[Extracted records]
---*---

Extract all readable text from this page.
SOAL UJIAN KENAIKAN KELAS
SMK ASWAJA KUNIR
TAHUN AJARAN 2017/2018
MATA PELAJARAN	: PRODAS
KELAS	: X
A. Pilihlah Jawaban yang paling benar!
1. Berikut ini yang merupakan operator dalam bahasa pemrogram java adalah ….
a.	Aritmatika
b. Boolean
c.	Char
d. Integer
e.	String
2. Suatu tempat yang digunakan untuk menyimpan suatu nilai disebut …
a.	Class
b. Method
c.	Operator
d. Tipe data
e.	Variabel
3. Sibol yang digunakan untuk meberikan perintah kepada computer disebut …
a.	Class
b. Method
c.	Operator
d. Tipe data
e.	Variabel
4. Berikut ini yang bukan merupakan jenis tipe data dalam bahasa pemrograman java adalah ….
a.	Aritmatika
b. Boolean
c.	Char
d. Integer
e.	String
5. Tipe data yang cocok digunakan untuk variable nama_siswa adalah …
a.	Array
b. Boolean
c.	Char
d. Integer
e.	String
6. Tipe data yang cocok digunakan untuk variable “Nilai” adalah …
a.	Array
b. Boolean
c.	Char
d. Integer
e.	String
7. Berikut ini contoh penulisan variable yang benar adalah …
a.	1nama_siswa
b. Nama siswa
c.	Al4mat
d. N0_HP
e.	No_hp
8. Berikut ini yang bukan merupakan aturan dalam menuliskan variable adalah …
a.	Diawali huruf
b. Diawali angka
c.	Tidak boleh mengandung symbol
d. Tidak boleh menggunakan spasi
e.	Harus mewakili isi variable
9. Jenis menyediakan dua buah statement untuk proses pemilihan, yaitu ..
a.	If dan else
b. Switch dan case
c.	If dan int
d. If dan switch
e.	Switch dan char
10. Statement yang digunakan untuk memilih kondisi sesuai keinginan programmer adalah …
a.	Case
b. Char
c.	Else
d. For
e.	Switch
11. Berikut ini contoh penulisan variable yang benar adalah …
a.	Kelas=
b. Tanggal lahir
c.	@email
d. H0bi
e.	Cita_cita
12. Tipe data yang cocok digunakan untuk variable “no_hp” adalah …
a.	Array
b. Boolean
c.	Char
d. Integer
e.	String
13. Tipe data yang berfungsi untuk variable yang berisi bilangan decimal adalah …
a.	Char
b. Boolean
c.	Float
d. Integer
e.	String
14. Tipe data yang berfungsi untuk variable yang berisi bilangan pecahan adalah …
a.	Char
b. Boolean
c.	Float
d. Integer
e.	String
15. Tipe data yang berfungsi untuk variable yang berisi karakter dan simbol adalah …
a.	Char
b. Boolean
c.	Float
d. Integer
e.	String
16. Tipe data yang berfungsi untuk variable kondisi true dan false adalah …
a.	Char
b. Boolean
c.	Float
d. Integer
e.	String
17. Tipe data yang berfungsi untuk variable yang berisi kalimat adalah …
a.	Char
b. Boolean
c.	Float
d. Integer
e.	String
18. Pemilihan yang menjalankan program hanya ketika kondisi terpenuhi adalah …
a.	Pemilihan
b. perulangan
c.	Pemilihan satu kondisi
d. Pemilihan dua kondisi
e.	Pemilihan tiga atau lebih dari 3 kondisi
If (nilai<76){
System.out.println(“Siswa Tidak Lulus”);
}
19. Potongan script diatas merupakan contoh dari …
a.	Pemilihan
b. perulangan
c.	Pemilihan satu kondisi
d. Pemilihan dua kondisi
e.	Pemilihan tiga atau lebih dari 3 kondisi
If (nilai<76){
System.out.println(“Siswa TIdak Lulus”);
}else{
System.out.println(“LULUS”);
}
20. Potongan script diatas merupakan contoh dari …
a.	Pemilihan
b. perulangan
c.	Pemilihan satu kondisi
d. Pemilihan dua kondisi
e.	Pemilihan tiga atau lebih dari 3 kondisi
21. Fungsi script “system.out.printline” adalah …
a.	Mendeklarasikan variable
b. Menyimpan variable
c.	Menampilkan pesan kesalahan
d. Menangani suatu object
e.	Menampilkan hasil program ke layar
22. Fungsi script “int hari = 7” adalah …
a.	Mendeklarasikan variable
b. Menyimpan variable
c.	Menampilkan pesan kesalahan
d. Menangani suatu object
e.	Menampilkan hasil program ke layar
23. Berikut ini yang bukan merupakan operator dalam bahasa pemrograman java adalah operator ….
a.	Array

---*---

**THE TASK**
Extract the complete set of records unchanged.

**REPLY TO THE EXERCISE**
Extract all readable text from this page.
SOAL UJIAN KENAIKAN KELAS
SMK ASWAJA KUNIR
TAHUN AJARAN 2017/2018
MATA PELAJARAN	: PRODAS
KELAS	: X
A. Pilihlah Jawaban yang paling benar!
1. Berikut ini yang merupakan operator dalam bahasa pemrogram java adalah ….
a.	Aritmatika
b. Boolean
c.	Char
d. Integer
e.	String
2. Suatu tempat yang digunakan untuk menyimpan suatu nilai disebut …
a.	Class
b. Method
c.	Operator
d. Tipe data
e.	Variabel
3. Sibol yang digunakan untuk meberikan perintah kepada computer disebut …
a.	Class
b. Method
c.	Operator
d. Tipe data
e.	Variabel
4. Berikut ini yang bukan merupakan jenis tipe data dalam bahasa pemrograman java adalah ….
a.	Aritmatika
b. Boolean
c.	Char
d. Integer
e.	String
5. Tipe data yang cocok digunakan untuk variable nama_siswa adalah …
a.	Array
b. Boolean
c.	Char
d. Integer
e.	String
6. Tipe data yang cocok digunakan untuk variable “Nilai” adalah …
a.	Array
b. Boolean
c.	Char
d. Integer
e.	String
7. Berikut ini contoh penulisan variable yang benar adalah …
a.	1nama_siswa
b. Nama siswa
c.	Al4mat
d. N0_HP
e.	No_hp
8. Berikut ini yang bukan merupakan aturan dalam menuliskan variable adalah …
a.	Diawali huruf
b. Diawali angka
c.	Tidak boleh mengandung symbol
d. Tidak boleh menggunakan spasi
e.	Harus mewakili isi variable
9. Jenis menyediakan dua buah statement untuk proses pemilihan, yaitu ..
a.	If dan else
b. Switch dan case
c.	If dan int
d. If dan switch
e.	Switch dan char
10. Statement yang digunakan untuk memilih kondisi sesuai keinginan programmer adalah …
a.	Case
b. Char
c.	Else
d. For
e.	Switch
11. Berikut ini contoh penulisan variable yang benar adalah …
a.	Kelas=
b. Tanggal lahir
c.	@email
d. H0bi
e.	Cita_cita
12. Tipe data yang cocok digunakan untuk variable “no_hp” adalah …
a.	Array
b. Boolean
c.	Char
d. Integer
e.	String
13. Tipe data yang berfungsi untuk variable yang berisi bilangan decimal adalah …
a.	Char
b. Boolean
c.	Float
d. Integer
e.	String
14. Tipe data yang berfungsi untuk variable yang berisi bilangan pecahan adalah …
a.	Char
b. Boolean
c.	Float
d. Integer
e.	String
15. Tipe data yang berfungsi untuk variable yang berisi karakter dan simbol adalah …
a.	Char
b. Boolean
c.	Float
d. Integer
e.	String
16. Tipe data yang berfungsi untuk variable kondisi true dan false adalah …
a.	Char
b. Boolean
c.	Float
d. Integer
e.	String
17. Tipe data yang berfungsi untuk variable yang berisi kalimat adalah …
a.	Char
b. Boolean
c.	Float
d. Integer
e.	String
18. Pemilihan yang menjalankan program hanya ketika kondisi terpenuhi adalah …
a.	Pemilihan
b. perulangan
c.	Pemilihan satu kondisi
d. Pemilihan dua kondisi
e.	Pemilihan tiga atau lebih dari 3 kondisi
If (nilai<76){
System.out.println(“Siswa Tidak Lulus”);
}
19. Potongan script diatas merupakan contoh dari …
a.	Pemilihan
b. perulangan
c.	Pemilihan satu kondisi
d. Pemilihan dua kondisi
e.	Pemilihan tiga atau lebih dari 3 kondisi
If (nilai<76){
System.out.println(“Siswa TIdak Lulus”);
}else{
System.out.println(“LULUS”);
}
20. Potongan script diatas merupakan contoh dari …
a.	Pemilihan
b. perulangan
c.	Pemilihan satu kondisi
d. Pemilihan dua kondisi
e.	Pemilihan tiga atau lebih dari 3 kondisi
21. Fungsi script “system.out.printline” adalah …
a.	Mendeklarasikan variable
b. Menyimpan variable
c.	Menampilkan pesan kesalahan
d. Menangani suatu object
e.	Menampilkan hasil program ke layar
22. Fungsi script “int hari = 7” adalah …
a.	Mendeklarasikan variable
b. Menyimpan variable
c.	Menampilkan pesan kesalahan
d. Menangani suatu object
e.	Menampilkan hasil program ke layar
23. Berikut ini yang bukan merupakan operator dalam bahasa pemrograman java adalah operator ….
a.	Array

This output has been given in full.